§ Goal: Rewrite every line of the material below as a numbered list, leaving out blank lines and pictures.

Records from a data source
# # # # #

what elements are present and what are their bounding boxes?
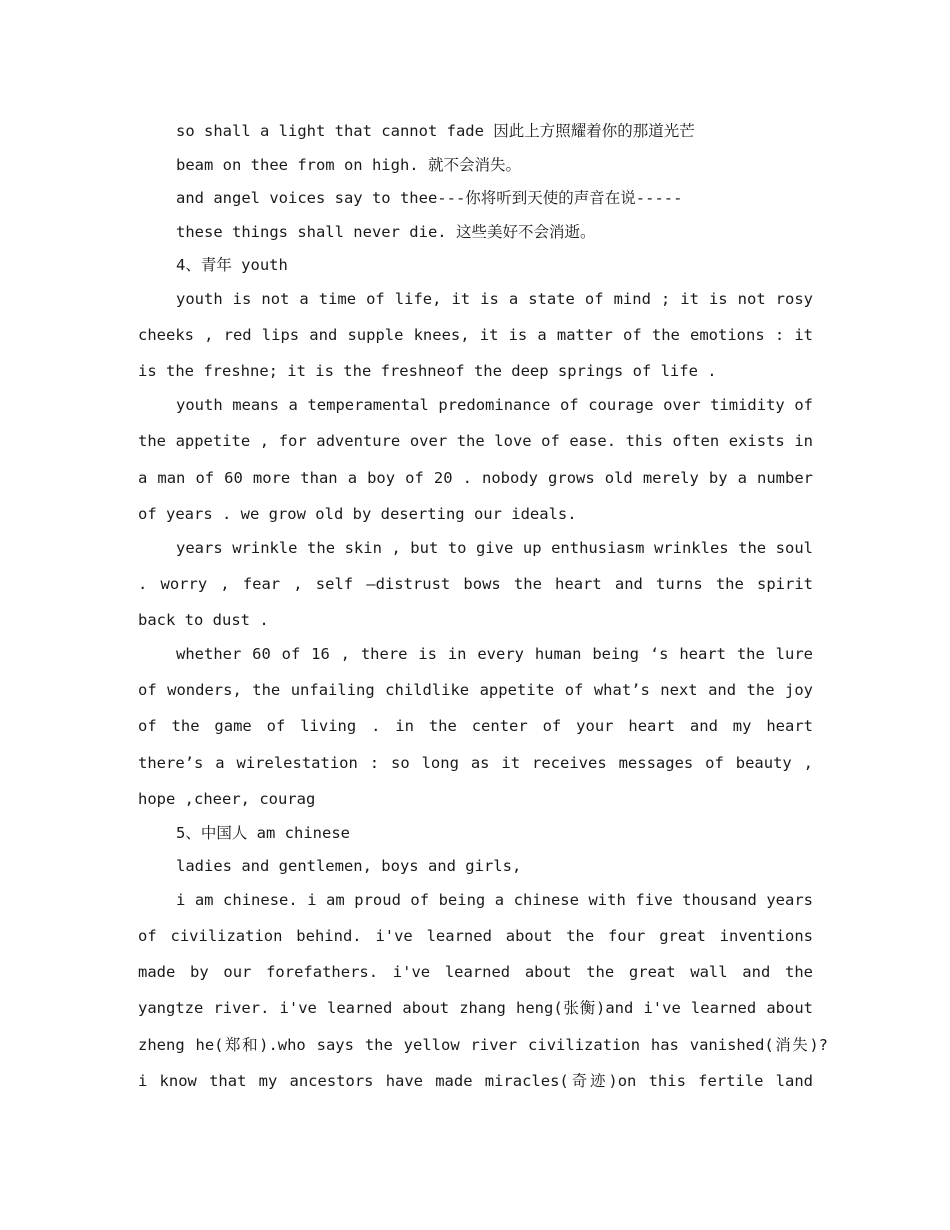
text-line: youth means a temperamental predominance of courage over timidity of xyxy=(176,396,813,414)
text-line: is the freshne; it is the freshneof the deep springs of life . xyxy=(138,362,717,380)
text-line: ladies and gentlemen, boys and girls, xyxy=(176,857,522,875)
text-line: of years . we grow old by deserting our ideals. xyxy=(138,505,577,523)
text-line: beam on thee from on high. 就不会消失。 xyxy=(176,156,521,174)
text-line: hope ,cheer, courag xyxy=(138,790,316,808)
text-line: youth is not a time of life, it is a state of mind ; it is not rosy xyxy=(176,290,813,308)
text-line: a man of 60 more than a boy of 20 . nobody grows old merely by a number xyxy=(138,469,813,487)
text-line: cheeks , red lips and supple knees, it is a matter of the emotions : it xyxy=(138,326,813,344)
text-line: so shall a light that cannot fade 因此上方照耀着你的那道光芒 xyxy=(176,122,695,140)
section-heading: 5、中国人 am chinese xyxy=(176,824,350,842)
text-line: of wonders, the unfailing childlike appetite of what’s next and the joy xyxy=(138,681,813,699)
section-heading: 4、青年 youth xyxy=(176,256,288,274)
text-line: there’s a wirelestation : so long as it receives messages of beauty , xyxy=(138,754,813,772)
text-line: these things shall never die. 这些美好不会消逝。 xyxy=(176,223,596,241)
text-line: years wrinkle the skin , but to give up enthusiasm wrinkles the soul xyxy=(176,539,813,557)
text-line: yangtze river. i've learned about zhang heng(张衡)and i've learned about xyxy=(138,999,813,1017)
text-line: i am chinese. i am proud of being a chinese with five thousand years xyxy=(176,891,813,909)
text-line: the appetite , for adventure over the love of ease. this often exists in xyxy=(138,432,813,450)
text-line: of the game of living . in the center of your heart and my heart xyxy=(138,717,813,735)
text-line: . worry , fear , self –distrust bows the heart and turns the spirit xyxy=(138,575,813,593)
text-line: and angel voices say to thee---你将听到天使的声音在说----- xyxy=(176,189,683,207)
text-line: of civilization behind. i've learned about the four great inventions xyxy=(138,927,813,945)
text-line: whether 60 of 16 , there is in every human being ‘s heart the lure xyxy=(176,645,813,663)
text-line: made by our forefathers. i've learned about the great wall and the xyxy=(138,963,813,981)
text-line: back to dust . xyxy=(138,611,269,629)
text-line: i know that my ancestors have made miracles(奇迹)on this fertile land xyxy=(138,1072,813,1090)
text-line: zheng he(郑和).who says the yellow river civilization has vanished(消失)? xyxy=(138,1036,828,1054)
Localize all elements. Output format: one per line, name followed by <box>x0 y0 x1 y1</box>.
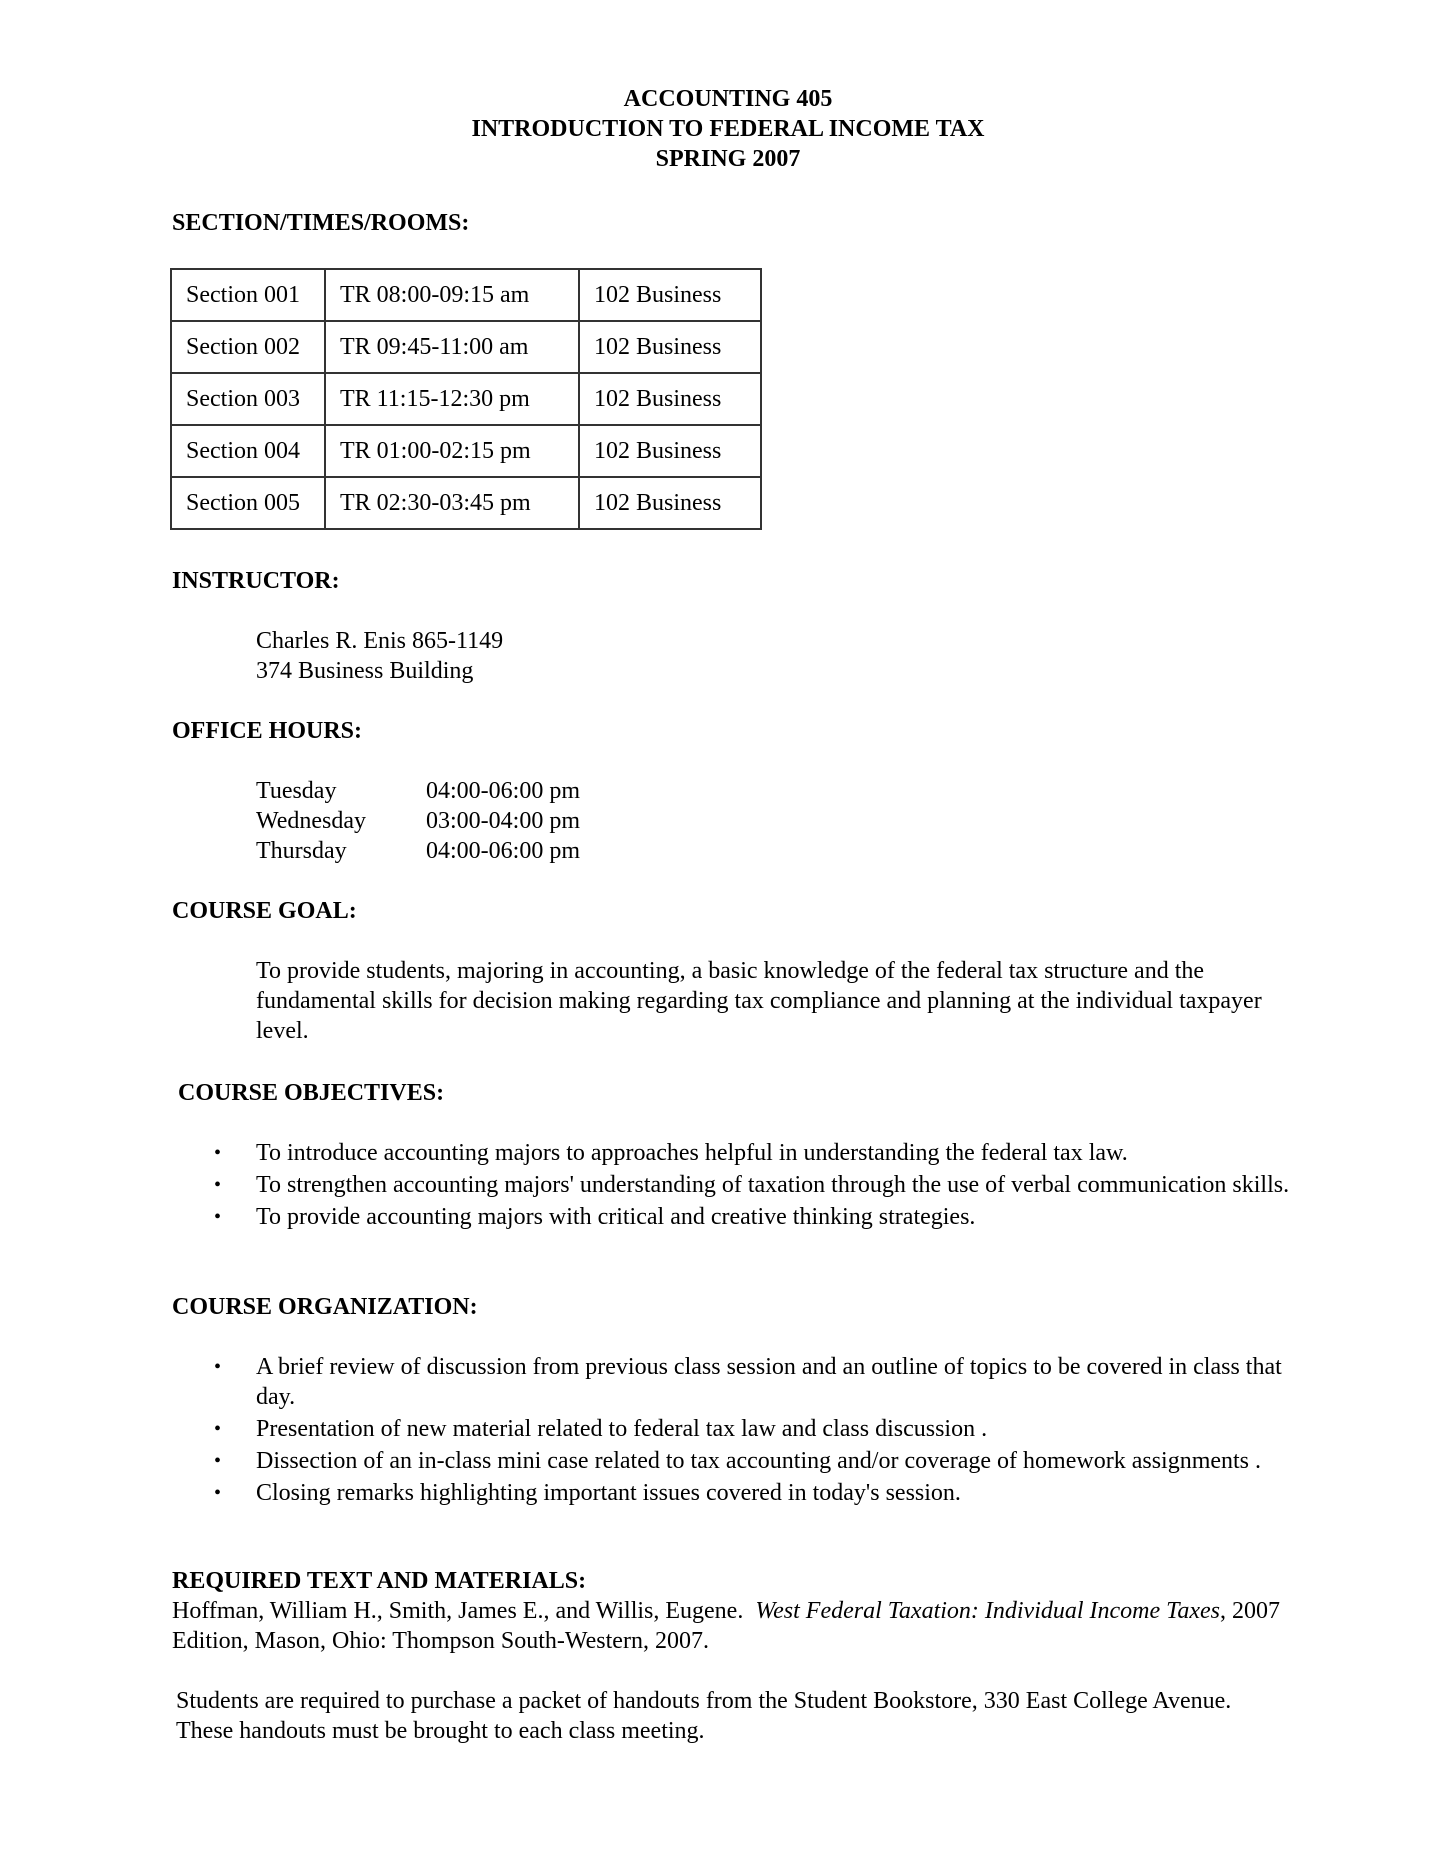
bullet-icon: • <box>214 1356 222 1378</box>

# # # # #

§ Task result:
1. what elements are present and what are their bounding boxes?
2. text-line: youth means a temperamental predominance of courage over timidity of xyxy=(176,396,813,414)
3. text-line: is the freshne; it is the freshneof the deep springs of life . xyxy=(138,362,717,380)
4. text-line: ladies and gentlemen, boys and girls, xyxy=(176,857,522,875)
5. text-line: of years . we grow old by deserting our ideals. xyxy=(138,505,577,523)
6. text-line: beam on thee from on high. 就不会消失。 xyxy=(176,156,521,174)
7. text-line: hope ,cheer, courag xyxy=(138,790,316,808)
8. text-line: youth is not a time of life, it is a state of mind ; it is not rosy xyxy=(176,290,813,308)
9. text-line: a man of 60 more than a boy of 20 . nobody grows old merely by a number xyxy=(138,469,813,487)
10. text-line: cheeks , red lips and supple knees, it is a matter of the emotions : it xyxy=(138,326,813,344)
11. text-line: so shall a light that cannot fade 因此上方照耀着你的那道光芒 xyxy=(176,122,695,140)
12. section-heading: 5、中国人 am chinese xyxy=(176,824,350,842)
13. text-line: of wonders, the unfailing childlike appetite of what’s next and the joy xyxy=(138,681,813,699)
14. section-heading: 4、青年 youth xyxy=(176,256,288,274)
15. text-line: there’s a wirelestation : so long as it receives messages of beauty , xyxy=(138,754,813,772)
16. text-line: these things shall never die. 这些美好不会消逝。 xyxy=(176,223,596,241)
17. text-line: years wrinkle the skin , but to give up enthusiasm wrinkles the soul xyxy=(176,539,813,557)
18. text-line: yangtze river. i've learned about zhang heng(张衡)and i've learned about xyxy=(138,999,813,1017)
19. text-line: i am chinese. i am proud of being a chinese with five thousand years xyxy=(176,891,813,909)
20. text-line: the appetite , for adventure over the love of ease. this often exists in xyxy=(138,432,813,450)
21. text-line: of the game of living . in the center of your heart and my heart xyxy=(138,717,813,735)
22. text-line: . worry , fear , self –distrust bows the heart and turns the spirit xyxy=(138,575,813,593)
23. text-line: and angel voices say to thee---你将听到天使的声音在说----- xyxy=(176,189,683,207)
24. text-line: of civilization behind. i've learned about the four great inventions xyxy=(138,927,813,945)
25. text-line: whether 60 of 16 , there is in every human being ‘s heart the lure xyxy=(176,645,813,663)
26. text-line: made by our forefathers. i've learned about the great wall and the xyxy=(138,963,813,981)
27. text-line: back to dust . xyxy=(138,611,269,629)
28. text-line: i know that my ancestors have made miracles(奇迹)on this fertile land xyxy=(138,1072,813,1090)
29. text-line: zheng he(郑和).who says the yellow river civilization has vanished(消失)? xyxy=(138,1036,828,1054)
30. Localize all elements. Output format: one per line, name followed by <box>x0 y0 x1 y1</box>.
31. bullet-icon: • <box>214 1356 222 1378</box>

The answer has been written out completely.